* What is expected *
Go through the listing and copy each line with the string "enemy".

[Data records]

◇ ◇ ◇ ◇ ◇

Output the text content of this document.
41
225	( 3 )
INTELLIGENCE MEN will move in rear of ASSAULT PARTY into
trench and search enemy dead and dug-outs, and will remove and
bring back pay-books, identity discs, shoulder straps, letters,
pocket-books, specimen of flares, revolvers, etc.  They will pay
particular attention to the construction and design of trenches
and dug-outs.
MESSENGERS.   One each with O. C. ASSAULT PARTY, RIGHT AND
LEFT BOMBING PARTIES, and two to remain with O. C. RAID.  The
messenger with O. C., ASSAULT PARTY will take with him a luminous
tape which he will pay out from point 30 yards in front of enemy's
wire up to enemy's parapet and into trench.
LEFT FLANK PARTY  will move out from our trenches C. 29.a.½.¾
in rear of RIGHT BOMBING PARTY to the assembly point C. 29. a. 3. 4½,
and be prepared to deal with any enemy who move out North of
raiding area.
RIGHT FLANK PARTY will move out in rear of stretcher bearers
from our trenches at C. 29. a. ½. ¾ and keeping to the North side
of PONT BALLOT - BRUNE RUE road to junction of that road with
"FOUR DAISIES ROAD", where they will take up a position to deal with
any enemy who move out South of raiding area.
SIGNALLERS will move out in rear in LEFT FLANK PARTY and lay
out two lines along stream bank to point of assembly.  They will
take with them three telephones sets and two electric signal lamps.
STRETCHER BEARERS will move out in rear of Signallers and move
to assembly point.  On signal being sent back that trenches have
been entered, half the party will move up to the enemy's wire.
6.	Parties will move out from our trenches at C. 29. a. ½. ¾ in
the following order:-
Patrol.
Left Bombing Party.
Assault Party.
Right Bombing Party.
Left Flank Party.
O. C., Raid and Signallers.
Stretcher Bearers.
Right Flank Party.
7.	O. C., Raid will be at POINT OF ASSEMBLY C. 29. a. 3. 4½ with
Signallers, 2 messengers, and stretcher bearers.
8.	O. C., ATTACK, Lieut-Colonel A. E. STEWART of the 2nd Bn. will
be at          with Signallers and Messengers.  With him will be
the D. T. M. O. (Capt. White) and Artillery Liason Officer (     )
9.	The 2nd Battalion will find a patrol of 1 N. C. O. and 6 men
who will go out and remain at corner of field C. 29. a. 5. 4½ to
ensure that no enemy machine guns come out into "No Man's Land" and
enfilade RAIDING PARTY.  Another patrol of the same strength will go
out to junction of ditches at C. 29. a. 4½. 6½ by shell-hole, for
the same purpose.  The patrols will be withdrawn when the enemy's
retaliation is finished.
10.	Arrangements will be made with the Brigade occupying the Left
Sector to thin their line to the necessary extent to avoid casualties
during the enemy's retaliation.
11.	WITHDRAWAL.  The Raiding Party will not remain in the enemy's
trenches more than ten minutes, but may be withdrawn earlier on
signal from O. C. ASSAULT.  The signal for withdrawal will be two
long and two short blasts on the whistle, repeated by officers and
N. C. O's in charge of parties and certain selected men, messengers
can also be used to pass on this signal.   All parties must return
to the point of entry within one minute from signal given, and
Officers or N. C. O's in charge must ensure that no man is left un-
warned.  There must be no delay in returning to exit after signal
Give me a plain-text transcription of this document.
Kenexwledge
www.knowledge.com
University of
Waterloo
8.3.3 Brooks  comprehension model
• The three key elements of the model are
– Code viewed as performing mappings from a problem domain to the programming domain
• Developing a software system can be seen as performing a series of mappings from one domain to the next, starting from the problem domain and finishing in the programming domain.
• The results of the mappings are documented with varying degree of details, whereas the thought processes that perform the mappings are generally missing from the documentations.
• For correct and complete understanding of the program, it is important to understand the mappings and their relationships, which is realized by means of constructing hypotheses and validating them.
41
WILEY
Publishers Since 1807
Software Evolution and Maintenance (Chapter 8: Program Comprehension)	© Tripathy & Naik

◇ ◇ ◇ ◇ ◇

* Exercise output *
trench and search enemy dead and dug-outs, and will remove and
tape which he will pay out from point 30 yards in front of enemy's
wire up to enemy's parapet and into trench.
and be prepared to deal with any enemy who move out North of
any enemy who move out South of raiding area.
been entered, half the party will move up to the enemy's wire.
ensure that no enemy machine guns come out into "No Man's Land" and
the same purpose.  The patrols will be withdrawn when the enemy's
during the enemy's retaliation.
11.	WITHDRAWAL.  The Raiding Party will not remain in the enemy's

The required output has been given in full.